• **Instructions for the task**
Check each line of the listing for the string "linha", then state how many lines have it. Only the number is wanted.

• **Records for processing**
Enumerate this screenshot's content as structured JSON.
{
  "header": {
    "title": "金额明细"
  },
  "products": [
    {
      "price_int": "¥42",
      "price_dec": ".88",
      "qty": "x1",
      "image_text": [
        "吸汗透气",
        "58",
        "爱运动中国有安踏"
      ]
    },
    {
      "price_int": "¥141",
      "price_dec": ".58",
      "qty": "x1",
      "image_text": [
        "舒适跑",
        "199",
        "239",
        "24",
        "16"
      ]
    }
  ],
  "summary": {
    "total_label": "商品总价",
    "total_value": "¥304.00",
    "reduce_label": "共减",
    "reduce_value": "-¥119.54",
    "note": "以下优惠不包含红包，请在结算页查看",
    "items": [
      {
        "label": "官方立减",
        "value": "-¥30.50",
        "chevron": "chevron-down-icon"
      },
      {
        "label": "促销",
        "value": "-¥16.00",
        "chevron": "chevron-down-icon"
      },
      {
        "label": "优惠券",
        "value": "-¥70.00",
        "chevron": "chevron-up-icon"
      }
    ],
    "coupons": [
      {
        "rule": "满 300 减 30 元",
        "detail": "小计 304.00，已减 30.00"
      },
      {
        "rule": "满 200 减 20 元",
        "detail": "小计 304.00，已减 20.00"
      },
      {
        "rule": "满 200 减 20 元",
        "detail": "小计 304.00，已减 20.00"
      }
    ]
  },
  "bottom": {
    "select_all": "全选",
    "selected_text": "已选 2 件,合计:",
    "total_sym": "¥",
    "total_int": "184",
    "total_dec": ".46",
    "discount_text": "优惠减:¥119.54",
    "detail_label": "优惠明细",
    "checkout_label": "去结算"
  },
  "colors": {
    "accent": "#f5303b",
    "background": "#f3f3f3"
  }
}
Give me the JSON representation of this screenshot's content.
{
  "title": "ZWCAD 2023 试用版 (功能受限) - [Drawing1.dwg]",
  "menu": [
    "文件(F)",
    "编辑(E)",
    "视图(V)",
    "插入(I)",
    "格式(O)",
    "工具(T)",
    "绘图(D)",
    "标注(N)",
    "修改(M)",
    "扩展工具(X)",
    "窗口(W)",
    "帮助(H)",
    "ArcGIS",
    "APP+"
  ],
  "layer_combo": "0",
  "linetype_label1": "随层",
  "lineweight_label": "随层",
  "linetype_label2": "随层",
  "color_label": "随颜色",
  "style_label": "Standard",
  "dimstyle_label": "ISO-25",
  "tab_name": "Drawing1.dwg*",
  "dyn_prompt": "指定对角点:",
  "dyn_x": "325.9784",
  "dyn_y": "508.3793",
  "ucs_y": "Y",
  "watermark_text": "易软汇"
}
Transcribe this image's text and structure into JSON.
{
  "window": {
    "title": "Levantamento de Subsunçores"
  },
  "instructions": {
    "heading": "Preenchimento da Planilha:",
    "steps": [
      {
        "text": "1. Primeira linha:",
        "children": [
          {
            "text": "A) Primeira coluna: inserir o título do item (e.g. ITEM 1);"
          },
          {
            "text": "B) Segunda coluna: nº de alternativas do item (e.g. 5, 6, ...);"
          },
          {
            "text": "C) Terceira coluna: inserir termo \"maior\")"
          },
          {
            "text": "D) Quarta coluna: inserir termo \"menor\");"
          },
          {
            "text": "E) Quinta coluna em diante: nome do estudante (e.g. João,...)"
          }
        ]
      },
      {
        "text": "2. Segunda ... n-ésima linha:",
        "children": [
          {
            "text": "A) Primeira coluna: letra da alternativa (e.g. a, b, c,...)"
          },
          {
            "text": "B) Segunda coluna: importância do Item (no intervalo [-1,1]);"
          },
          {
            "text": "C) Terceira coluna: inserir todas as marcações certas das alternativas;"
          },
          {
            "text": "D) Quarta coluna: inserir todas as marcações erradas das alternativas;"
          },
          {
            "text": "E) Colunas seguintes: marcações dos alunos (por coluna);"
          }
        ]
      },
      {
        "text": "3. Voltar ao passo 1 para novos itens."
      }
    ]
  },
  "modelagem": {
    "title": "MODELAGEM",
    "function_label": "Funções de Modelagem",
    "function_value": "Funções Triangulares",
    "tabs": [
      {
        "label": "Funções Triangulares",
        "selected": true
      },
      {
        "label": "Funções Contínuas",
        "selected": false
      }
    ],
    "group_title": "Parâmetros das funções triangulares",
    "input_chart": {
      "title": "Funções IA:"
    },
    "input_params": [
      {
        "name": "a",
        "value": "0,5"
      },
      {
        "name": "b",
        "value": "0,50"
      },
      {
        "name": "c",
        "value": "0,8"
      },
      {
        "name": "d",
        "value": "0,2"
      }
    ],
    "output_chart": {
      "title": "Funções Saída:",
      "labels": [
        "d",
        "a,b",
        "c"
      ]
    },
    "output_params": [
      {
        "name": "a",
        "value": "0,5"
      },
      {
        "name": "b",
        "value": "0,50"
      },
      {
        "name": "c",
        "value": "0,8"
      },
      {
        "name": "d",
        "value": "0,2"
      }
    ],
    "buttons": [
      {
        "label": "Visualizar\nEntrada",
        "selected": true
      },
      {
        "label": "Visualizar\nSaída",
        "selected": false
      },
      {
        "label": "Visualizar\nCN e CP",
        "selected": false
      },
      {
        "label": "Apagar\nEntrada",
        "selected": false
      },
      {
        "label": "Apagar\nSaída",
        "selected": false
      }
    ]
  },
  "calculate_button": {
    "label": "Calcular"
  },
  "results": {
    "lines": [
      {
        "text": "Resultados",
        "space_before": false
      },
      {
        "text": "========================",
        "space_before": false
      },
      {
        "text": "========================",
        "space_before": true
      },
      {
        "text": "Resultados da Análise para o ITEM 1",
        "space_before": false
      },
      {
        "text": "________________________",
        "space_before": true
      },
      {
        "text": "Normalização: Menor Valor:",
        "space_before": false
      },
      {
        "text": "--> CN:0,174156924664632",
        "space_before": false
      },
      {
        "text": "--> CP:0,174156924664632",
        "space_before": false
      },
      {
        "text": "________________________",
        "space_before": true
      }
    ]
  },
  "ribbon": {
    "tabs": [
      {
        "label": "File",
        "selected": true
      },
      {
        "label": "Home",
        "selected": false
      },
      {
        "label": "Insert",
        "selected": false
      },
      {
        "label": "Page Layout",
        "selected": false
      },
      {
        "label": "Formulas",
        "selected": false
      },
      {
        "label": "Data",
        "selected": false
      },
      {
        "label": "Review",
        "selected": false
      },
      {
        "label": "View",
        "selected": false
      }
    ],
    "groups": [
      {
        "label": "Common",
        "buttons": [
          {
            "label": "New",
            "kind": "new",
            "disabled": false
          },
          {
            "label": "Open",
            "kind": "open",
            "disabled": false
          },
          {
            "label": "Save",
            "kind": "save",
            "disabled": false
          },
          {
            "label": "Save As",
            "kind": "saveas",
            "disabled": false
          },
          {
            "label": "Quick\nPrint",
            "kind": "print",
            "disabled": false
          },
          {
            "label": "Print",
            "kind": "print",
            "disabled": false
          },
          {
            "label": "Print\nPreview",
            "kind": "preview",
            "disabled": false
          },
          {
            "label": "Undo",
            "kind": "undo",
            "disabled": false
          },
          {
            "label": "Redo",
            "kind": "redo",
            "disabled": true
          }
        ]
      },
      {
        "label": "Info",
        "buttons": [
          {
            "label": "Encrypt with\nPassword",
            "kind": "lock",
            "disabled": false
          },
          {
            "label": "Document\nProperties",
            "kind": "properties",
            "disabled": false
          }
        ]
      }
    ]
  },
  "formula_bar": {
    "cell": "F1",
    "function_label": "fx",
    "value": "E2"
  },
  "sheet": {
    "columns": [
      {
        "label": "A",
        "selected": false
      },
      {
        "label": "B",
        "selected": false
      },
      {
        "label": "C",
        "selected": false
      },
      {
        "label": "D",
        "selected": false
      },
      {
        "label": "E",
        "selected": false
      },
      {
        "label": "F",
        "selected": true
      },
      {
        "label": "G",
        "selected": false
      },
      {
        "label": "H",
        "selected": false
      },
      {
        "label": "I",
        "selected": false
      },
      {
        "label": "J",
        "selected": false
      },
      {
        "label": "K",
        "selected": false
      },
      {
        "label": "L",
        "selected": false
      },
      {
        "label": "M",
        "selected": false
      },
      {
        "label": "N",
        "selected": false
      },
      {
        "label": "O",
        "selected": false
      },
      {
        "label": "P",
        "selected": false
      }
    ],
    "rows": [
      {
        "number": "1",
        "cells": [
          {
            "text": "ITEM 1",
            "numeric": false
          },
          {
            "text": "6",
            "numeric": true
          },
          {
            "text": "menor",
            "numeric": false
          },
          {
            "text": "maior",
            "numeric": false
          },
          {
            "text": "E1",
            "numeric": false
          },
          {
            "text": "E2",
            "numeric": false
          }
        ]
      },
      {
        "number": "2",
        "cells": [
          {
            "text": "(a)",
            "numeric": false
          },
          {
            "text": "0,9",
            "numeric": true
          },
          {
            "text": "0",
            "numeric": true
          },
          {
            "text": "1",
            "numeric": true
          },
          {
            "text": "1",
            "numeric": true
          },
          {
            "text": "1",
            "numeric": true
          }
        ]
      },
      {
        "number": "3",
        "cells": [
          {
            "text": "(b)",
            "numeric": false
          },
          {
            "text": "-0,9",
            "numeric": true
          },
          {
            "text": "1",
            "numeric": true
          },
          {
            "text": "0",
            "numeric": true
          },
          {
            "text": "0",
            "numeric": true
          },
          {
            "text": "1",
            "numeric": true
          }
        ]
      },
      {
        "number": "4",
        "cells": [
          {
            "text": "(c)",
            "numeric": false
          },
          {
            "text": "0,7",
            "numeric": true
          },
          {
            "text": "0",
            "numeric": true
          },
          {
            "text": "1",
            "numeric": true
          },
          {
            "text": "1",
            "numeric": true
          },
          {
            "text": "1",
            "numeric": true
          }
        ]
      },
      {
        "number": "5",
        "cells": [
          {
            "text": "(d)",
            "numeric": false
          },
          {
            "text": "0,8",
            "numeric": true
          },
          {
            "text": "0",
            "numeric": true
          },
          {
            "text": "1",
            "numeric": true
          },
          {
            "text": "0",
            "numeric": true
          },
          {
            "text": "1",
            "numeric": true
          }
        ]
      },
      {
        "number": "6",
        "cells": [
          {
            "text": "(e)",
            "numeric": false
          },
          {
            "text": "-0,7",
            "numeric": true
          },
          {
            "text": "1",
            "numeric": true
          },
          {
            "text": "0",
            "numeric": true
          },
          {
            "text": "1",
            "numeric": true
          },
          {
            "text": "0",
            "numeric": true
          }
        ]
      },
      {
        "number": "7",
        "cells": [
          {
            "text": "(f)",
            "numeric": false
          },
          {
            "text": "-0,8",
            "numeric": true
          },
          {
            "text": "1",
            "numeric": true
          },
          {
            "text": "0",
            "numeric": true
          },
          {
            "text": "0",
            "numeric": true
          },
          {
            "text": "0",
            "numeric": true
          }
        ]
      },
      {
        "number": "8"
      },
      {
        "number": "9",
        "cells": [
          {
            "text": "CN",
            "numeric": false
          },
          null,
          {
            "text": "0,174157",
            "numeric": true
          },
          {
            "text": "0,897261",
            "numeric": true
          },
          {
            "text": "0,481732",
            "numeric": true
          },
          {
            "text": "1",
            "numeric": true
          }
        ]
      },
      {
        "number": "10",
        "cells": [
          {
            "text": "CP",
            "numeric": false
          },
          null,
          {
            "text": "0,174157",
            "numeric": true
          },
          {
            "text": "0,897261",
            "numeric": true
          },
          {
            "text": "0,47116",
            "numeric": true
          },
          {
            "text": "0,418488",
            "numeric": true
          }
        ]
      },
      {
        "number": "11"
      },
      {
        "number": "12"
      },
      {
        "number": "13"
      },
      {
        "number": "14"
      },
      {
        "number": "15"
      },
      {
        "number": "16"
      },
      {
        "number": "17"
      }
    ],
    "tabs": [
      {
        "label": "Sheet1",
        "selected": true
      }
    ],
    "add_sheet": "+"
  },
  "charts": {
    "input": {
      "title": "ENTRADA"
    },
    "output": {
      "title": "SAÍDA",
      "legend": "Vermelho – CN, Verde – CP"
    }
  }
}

• **Task solution**
2